(Brief)
Locate the string "ГОСТ" throughout the material and copy every line in which it occurs.

:: Records for the exercise ::

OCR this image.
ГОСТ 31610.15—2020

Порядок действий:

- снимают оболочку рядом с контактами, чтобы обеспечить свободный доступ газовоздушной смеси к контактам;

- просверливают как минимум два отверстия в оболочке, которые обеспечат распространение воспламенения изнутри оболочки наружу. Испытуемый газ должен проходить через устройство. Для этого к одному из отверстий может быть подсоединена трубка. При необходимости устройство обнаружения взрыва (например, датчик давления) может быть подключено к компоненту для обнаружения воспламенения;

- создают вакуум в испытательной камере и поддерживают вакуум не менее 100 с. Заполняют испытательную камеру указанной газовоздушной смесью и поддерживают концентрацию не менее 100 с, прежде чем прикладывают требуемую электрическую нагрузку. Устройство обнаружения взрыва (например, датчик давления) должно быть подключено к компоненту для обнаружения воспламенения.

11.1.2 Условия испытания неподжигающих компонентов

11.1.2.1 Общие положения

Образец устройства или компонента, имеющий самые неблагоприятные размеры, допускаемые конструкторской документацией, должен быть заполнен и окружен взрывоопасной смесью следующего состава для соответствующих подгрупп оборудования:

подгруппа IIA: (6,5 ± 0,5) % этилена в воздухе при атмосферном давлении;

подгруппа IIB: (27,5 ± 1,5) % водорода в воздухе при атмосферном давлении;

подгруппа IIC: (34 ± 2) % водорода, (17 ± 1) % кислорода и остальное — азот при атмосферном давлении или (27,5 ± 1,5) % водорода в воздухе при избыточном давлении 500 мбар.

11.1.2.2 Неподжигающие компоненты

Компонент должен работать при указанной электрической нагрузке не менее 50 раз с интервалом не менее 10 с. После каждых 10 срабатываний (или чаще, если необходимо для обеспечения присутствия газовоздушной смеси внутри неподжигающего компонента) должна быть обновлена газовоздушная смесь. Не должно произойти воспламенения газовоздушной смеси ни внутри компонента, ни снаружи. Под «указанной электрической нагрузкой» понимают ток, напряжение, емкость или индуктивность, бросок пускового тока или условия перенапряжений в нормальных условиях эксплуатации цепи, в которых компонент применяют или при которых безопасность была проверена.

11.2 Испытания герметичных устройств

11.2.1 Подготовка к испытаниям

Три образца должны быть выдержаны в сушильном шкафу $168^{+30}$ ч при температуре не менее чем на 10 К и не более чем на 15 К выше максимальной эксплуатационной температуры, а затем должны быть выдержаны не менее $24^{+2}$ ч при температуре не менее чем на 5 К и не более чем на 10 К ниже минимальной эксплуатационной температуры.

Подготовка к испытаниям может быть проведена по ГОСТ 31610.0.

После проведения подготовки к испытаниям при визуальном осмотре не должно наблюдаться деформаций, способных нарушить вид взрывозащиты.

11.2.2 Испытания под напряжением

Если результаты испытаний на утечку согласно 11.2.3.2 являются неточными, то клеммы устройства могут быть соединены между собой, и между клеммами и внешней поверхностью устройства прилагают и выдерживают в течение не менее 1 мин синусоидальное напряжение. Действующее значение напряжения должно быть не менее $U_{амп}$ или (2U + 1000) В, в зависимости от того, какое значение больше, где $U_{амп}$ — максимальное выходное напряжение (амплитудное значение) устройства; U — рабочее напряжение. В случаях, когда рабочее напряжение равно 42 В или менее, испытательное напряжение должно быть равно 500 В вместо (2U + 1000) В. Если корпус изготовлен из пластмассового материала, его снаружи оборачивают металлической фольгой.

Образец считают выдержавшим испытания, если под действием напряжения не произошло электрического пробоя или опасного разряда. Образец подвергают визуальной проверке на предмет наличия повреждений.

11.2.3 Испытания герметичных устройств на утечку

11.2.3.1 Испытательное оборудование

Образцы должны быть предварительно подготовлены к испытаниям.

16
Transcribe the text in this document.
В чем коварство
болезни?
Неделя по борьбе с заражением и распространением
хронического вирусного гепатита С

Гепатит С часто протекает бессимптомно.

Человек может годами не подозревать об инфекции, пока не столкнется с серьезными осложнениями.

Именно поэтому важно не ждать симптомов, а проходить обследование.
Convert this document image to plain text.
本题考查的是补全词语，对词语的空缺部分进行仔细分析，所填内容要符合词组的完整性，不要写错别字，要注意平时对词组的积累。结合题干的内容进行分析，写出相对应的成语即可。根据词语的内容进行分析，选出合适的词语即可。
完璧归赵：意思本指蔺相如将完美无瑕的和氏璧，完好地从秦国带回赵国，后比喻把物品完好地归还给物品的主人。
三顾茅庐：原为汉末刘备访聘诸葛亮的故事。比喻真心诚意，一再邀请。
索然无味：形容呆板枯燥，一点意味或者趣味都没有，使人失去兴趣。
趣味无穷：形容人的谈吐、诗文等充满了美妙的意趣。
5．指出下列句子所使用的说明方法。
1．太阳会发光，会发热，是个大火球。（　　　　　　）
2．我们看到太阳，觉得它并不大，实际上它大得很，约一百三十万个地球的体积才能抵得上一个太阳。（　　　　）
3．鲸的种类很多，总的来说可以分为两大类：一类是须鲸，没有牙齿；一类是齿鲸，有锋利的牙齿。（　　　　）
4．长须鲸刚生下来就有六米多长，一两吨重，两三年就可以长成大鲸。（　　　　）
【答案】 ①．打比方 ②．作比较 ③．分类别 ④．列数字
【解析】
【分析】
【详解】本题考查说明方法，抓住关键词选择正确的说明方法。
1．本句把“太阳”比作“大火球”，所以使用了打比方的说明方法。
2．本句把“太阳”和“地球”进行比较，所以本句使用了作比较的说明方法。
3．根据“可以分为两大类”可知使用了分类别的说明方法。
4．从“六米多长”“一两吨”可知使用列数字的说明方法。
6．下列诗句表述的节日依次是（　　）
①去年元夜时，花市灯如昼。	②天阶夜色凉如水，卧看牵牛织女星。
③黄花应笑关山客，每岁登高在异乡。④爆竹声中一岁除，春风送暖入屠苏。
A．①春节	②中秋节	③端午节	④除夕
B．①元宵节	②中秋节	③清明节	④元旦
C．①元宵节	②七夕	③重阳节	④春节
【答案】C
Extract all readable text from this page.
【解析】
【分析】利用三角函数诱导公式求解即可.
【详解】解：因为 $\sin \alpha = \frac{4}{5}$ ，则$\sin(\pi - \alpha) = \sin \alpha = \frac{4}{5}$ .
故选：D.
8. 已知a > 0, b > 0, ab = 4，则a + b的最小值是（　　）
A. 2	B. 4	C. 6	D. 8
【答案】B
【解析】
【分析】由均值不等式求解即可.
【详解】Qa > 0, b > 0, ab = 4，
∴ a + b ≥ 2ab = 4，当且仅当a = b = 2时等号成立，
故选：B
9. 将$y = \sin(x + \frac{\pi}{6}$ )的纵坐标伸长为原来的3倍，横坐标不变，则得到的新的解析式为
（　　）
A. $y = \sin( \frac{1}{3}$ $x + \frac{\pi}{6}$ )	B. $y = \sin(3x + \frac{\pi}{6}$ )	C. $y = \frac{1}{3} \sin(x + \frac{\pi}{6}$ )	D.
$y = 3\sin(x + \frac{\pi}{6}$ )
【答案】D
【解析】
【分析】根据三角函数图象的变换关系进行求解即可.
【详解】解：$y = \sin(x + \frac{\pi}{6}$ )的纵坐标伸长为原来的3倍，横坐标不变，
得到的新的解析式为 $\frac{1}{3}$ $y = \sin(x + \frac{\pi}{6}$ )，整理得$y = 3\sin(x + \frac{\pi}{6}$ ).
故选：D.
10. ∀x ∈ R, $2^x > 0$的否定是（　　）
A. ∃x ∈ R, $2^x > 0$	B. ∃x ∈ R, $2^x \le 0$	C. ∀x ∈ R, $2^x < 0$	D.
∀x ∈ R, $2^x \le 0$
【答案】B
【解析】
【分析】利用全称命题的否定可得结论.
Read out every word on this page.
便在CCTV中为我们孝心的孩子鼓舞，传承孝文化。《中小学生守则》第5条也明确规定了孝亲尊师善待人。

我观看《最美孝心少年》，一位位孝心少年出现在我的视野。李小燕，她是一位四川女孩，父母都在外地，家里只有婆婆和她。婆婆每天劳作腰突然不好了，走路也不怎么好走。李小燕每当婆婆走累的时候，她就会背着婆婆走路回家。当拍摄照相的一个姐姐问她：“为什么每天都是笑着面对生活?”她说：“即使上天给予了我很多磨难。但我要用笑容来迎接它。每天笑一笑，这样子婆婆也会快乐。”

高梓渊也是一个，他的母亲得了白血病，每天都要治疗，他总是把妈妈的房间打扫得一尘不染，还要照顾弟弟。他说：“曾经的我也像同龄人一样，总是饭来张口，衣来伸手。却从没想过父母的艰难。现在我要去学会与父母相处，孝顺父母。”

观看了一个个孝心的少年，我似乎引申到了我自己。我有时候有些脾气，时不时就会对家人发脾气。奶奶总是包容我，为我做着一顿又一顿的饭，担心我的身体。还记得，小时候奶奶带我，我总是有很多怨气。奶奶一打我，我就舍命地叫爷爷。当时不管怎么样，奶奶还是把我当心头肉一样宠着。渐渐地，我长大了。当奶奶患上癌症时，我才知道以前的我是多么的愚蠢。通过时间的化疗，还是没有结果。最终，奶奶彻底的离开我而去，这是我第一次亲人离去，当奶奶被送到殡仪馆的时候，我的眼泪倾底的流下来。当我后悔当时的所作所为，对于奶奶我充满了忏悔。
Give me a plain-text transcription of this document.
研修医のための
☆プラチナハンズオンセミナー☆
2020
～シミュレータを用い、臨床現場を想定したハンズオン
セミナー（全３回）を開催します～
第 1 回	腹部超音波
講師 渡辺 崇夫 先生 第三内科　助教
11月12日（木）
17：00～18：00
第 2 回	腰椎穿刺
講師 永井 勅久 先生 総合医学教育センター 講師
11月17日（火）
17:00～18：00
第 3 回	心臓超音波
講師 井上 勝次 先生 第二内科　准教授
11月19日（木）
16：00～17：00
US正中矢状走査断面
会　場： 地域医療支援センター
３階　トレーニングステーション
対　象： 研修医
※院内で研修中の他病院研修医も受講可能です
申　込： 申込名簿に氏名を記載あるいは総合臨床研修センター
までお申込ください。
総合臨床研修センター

:::

(The reply)
ГОСТ 31610.15—2020
Подготовка к испытаниям может быть проведена по ГОСТ 31610.0.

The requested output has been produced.